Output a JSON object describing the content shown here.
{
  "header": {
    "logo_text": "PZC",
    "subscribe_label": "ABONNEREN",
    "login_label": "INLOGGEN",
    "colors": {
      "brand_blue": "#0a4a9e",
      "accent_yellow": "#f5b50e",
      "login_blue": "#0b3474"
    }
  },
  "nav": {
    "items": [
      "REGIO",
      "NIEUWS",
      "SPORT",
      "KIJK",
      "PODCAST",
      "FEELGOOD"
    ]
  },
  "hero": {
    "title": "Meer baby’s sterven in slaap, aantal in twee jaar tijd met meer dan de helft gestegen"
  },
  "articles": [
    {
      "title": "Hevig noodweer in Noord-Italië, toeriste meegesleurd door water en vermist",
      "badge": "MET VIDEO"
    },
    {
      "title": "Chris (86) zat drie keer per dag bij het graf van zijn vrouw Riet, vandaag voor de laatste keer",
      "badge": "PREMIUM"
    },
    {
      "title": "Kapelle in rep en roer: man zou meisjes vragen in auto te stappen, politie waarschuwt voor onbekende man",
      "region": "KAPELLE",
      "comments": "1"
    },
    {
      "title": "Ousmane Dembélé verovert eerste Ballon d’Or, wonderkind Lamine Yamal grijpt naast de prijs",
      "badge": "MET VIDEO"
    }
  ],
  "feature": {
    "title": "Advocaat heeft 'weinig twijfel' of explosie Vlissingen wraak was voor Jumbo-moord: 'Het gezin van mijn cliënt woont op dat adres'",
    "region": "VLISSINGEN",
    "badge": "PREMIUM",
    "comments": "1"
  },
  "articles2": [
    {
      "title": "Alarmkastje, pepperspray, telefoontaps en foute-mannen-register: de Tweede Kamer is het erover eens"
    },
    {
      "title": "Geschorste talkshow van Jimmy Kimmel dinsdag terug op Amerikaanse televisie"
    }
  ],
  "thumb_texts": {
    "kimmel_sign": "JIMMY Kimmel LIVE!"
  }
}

-- -- --

Write out every entry exactly as given.

--- FINAL RESULT ---
Output a JSON object describing the content shown here.
{
  "header": {
    "logo_text": "PZC",
    "subscribe_label": "ABONNEREN",
    "login_label": "INLOGGEN",
    "colors": {
      "brand_blue": "#0a4a9e",
      "accent_yellow": "#f5b50e",
      "login_blue": "#0b3474"
    }
  },
  "nav": {
    "items": [
      "REGIO",
      "NIEUWS",
      "SPORT",
      "KIJK",
      "PODCAST",
      "FEELGOOD"
    ]
  },
  "hero": {
    "title": "Meer baby’s sterven in slaap, aantal in twee jaar tijd met meer dan de helft gestegen"
  },
  "articles": [
    {
      "title": "Hevig noodweer in Noord-Italië, toeriste meegesleurd door water en vermist",
      "badge": "MET VIDEO"
    },
    {
      "title": "Chris (86) zat drie keer per dag bij het graf van zijn vrouw Riet, vandaag voor de laatste keer",
      "badge": "PREMIUM"
    },
    {
      "title": "Kapelle in rep en roer: man zou meisjes vragen in auto te stappen, politie waarschuwt voor onbekende man",
      "region": "KAPELLE",
      "comments": "1"
    },
    {
      "title": "Ousmane Dembélé verovert eerste Ballon d’Or, wonderkind Lamine Yamal grijpt naast de prijs",
      "badge": "MET VIDEO"
    }
  ],
  "feature": {
    "title": "Advocaat heeft 'weinig twijfel' of explosie Vlissingen wraak was voor Jumbo-moord: 'Het gezin van mijn cliënt woont op dat adres'",
    "region": "VLISSINGEN",
    "badge": "PREMIUM",
    "comments": "1"
  },
  "articles2": [
    {
      "title": "Alarmkastje, pepperspray, telefoontaps en foute-mannen-register: de Tweede Kamer is het erover eens"
    },
    {
      "title": "Geschorste talkshow van Jimmy Kimmel dinsdag terug op Amerikaanse televisie"
    }
  ],
  "thumb_texts": {
    "kimmel_sign": "JIMMY Kimmel LIVE!"
  }
}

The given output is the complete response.